··· Source extract ···
Now that the neural network is trained; we need to generate a submit CSV file to send to Kaggle.  We will use nearly the same technique to build the submit file.  However, these essential points that we must address:

* We do not want the data generator to create an infinite date like we did when training.  We have a fixed number of cases to score for the Kaggle submit; we only want to process them.
* We do not want the data generator to randomize the samples' order like it did when training. Therefore we set shuffle to false.
* We want to always start at the beginning of the data, so we reset the generator.

These ensure that the predictions align with the id's.

In [14]:
submit_datagen = ImageDataGenerator(rescale = 1./255)

submit_generator = submit_datagen.flow_from_dataframe(
        dataframe=df_test,
        directory=PATH,
        x_col="filename",
        batch_size = 1,
        shuffle = False,
        target_size=(HEIGHT, WIDTH),
        class_mode=None)

submit_generator.reset()
pred = model.predict(submit_generator,steps=len(df_test))

Found 10294 validated image filenames.


In [15]:
df_submit = pd.DataFrame({"id":df_test['id'],'stable':pred.flatten()})
df_submit.to_csv("./submit.csv",index = False)

In [16]:
from IPython.display import FileLink
FileLink(r'submit.csv')

### Further Fine Tune with Brighter Images

In [17]:
training_datagen = ImageDataGenerator(
  rescale = 1./255,
  horizontal_flip=True,
#   featurewise_center = True,
#   zca_epsilon = 0.001,
#   zca_whitening = True,
#   zoom_range = [0.7,0.8],
  brightness_range = [0.9,1.6],
  #Original set it to True, I will set False
  vertical_flip = False,
  fill_mode='nearest')
···
# Set exercise 1
According to the Kaggle submission excerpt, how many validated image filenames did the submit generator find?
··· Recorded data ···
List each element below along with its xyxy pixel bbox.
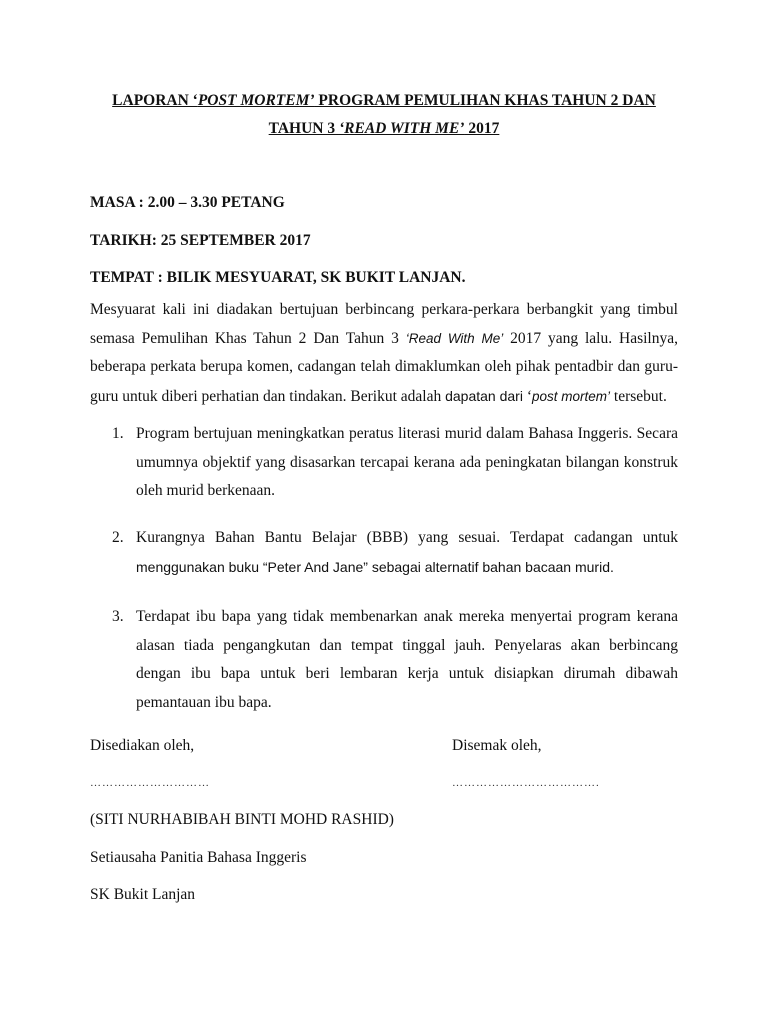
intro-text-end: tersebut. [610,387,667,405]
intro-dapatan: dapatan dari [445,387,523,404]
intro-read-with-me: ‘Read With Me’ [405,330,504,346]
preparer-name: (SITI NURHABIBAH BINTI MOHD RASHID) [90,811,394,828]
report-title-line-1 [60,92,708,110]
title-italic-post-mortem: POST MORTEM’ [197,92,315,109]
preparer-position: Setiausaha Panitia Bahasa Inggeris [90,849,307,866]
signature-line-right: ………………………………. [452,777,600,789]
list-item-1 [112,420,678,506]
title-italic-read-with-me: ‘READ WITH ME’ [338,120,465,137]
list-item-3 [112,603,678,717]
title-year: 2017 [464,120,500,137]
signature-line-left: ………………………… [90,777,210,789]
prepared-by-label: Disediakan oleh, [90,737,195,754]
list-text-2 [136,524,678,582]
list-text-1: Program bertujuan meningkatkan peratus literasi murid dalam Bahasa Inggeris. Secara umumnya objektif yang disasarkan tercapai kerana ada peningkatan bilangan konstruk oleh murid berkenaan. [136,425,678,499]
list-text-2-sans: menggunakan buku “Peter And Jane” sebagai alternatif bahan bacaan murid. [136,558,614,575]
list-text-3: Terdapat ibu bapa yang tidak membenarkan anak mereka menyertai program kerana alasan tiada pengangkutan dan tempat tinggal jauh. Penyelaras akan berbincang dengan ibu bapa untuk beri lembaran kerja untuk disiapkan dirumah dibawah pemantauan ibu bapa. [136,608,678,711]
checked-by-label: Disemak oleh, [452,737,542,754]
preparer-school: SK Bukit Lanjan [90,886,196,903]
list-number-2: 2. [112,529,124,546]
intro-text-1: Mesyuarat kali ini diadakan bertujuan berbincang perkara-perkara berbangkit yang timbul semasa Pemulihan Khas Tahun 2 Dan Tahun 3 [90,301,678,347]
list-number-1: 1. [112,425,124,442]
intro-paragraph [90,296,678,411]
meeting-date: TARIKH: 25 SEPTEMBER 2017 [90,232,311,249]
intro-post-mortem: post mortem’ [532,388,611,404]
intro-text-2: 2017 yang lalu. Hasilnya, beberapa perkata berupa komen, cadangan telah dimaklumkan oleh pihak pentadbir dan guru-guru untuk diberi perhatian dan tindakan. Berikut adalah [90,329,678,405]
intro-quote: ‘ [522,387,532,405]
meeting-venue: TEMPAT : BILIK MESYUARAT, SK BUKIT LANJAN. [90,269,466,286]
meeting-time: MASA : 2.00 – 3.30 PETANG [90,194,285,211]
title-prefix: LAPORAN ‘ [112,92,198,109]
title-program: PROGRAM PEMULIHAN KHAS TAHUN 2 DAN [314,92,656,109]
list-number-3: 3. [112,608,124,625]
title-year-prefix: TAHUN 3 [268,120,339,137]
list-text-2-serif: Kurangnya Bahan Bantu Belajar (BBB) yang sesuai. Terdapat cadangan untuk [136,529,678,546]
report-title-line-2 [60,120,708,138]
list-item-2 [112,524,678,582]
···
··· Recorded data ···
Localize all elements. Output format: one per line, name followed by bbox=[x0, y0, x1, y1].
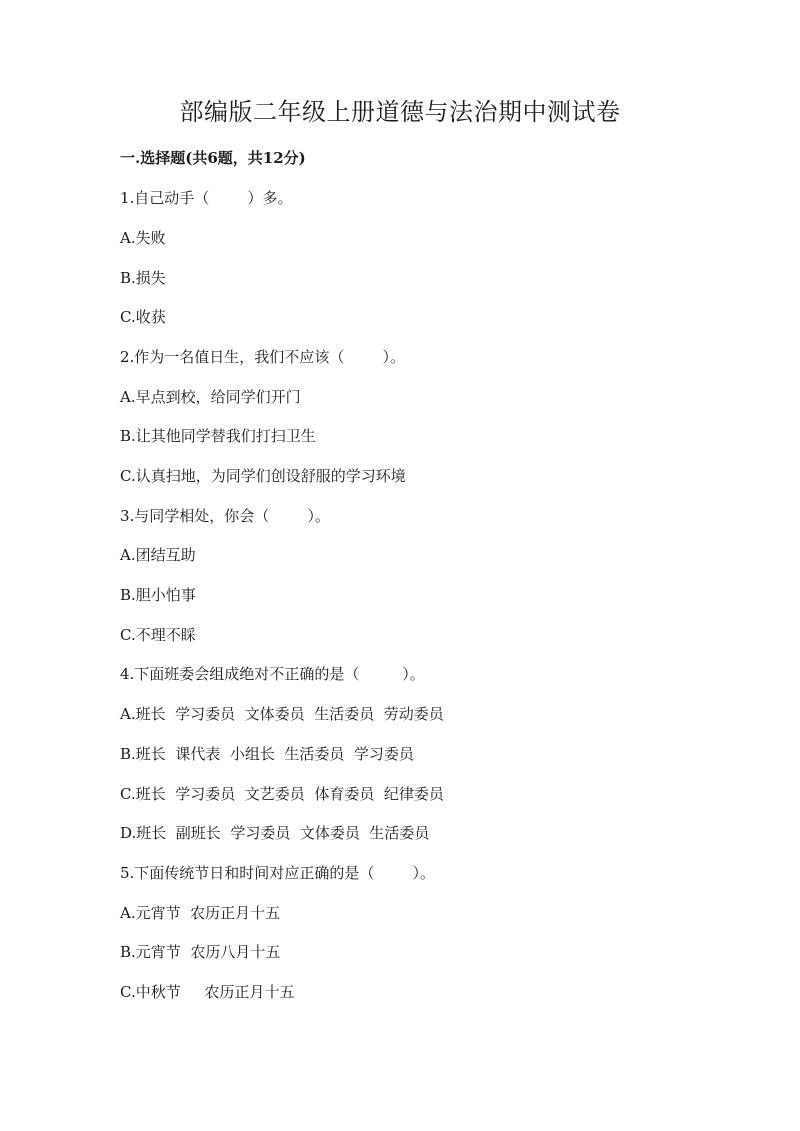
···
# Set exercise 2
Format the lines of the first listing as a JSON list of strings, one string per line, from the line with "List each element" to the line with "list-item-1 [112,420,678,506]". Leave out the picture and any blank lines.

# Task response 1
It found 10294 validated image filenames.

# Task response 2
[
  "List each element below along with its xyxy pixel bbox.",
  "intro-text-end: tersebut. [610,387,667,405]",
  "intro-dapatan: dapatan dari [445,387,523,404]",
  "intro-read-with-me: ‘Read With Me’ [405,330,504,346]",
  "preparer-name: (SITI NURHABIBAH BINTI MOHD RASHID) [90,811,394,828]",
  "report-title-line-1 [60,92,708,110]",
  "title-italic-post-mortem: POST MORTEM’ [197,92,315,109]",
  "preparer-position: Setiausaha Panitia Bahasa Inggeris [90,849,307,866]",
  "signature-line-right: ………………………………. [452,777,600,789]",
  "list-item-1 [112,420,678,506]"
]